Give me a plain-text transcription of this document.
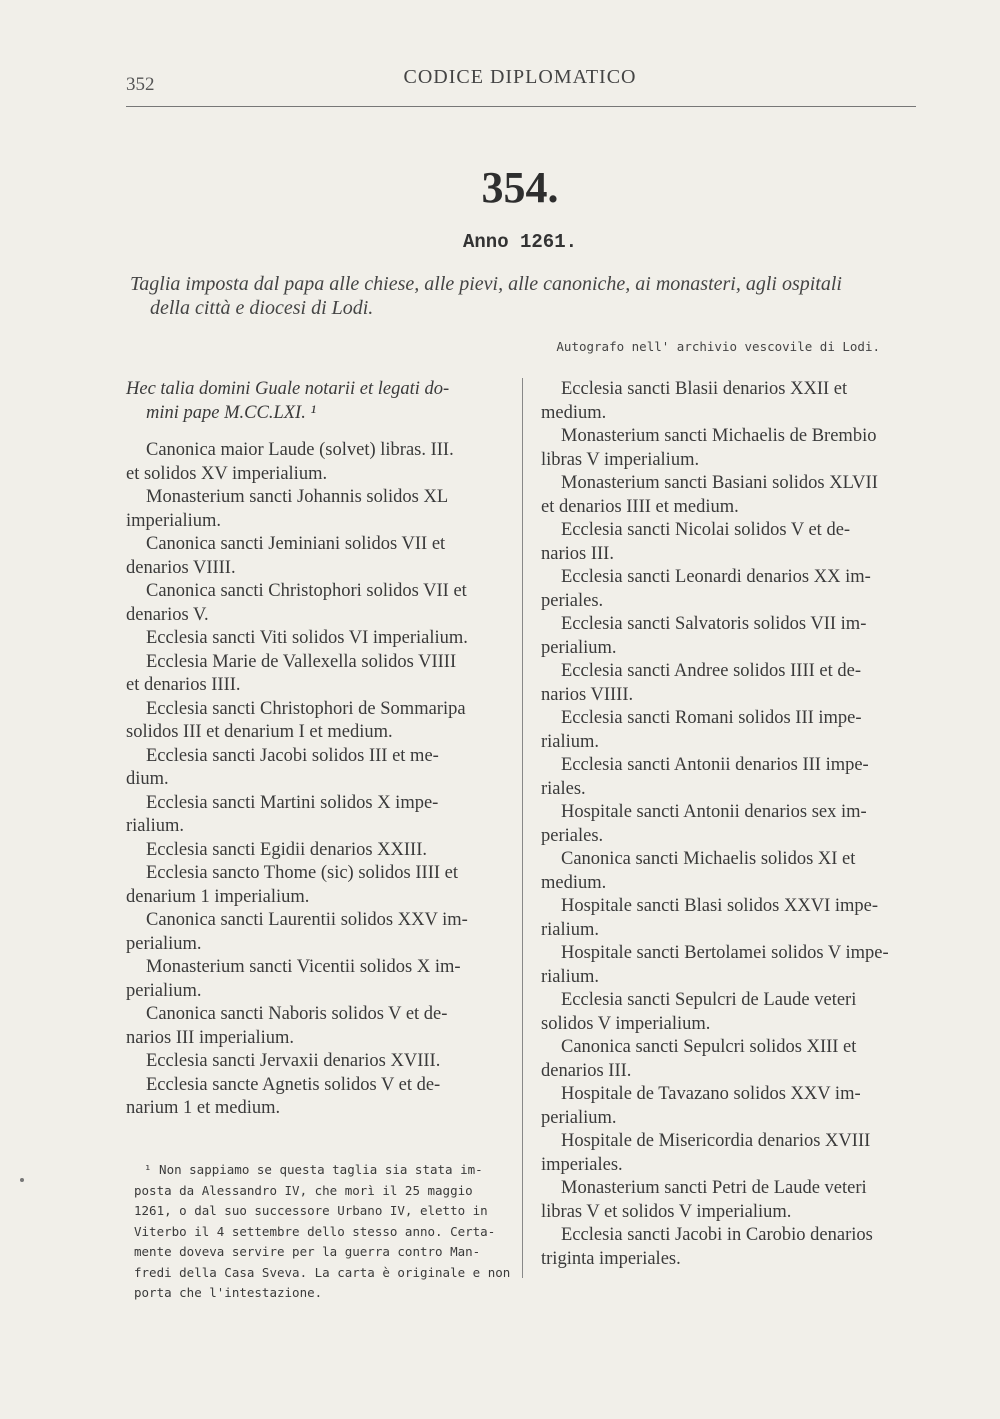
352	CODICE DIPLOMATICO
354.
Anno 1261.
Taglia imposta dal papa alle chiese, alle pievi, alle canoniche, ai monasteri, agli ospitali
della città e diocesi di Lodi.
Autografo nell' archivio vescovile di Lodi.
Hec talia domini Guale notarii et legati do-
mini pape M.CC.LXI. ¹
Canonica maior Laude (solvet) libras. III.
et solidos XV imperialium.
Monasterium sancti Johannis solidos XL
imperialium.
Canonica sancti Jeminiani solidos VII et
denarios VIIII.
Canonica sancti Christophori solidos VII et
denarios V.
Ecclesia sancti Viti solidos VI imperialium.
Ecclesia Marie de Vallexella solidos VIIII
et denarios IIII.
Ecclesia sancti Christophori de Sommaripa
solidos III et denarium I et medium.
Ecclesia sancti Jacobi solidos III et me-
dium.
Ecclesia sancti Martini solidos X impe-
rialium.
Ecclesia sancti Egidii denarios XXIII.
Ecclesia sancto Thome (sic) solidos IIII et
denarium 1 imperialium.
Canonica sancti Laurentii solidos XXV im-
perialium.
Monasterium sancti Vicentii solidos X im-
perialium.
Canonica sancti Naboris solidos V et de-
narios III imperialium.
Ecclesia sancti Jervaxii denarios XVIII.
Ecclesia sancte Agnetis solidos V et de-
narium 1 et medium.
Ecclesia sancti Blasii denarios XXII et
medium.
Monasterium sancti Michaelis de Brembio
libras V imperialium.
Monasterium sancti Basiani solidos XLVII
et denarios IIII et medium.
Ecclesia sancti Nicolai solidos V et de-
narios III.
Ecclesia sancti Leonardi denarios XX im-
periales.
Ecclesia sancti Salvatoris solidos VII im-
perialium.
Ecclesia sancti Andree solidos IIII et de-
narios VIIII.
Ecclesia sancti Romani solidos III impe-
rialium.
Ecclesia sancti Antonii denarios III impe-
riales.
Hospitale sancti Antonii denarios sex im-
periales.
Canonica sancti Michaelis solidos XI et
medium.
Hospitale sancti Blasi solidos XXVI impe-
rialium.
Hospitale sancti Bertolamei solidos V impe-
rialium.
Ecclesia sancti Sepulcri de Laude veteri
solidos V imperialium.
Canonica sancti Sepulcri solidos XIII et
denarios III.
Hospitale de Tavazano solidos XXV im-
perialium.
Hospitale de Misericordia denarios XVIII
imperiales.
Monasterium sancti Petri de Laude veteri
libras V et solidos V imperialium.
Ecclesia sancti Jacobi in Carobio denarios
triginta imperiales.
¹ Non sappiamo se questa taglia sia stata im-
posta da Alessandro IV, che morì il 25 maggio
1261, o dal suo successore Urbano IV, eletto in
Viterbo il 4 settembre dello stesso anno. Certa-
mente doveva servire per la guerra contro Man-
fredi della Casa Sveva. La carta è originale e non
porta che l'intestazione.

################

_TASK TO COMPLETE_: Find every line in the records above that holds the word "Sepulcri", and copy each one.

_WORKED SOLUTION_:
Ecclesia sancti Sepulcri de Laude veteri
Canonica sancti Sepulcri solidos XIII et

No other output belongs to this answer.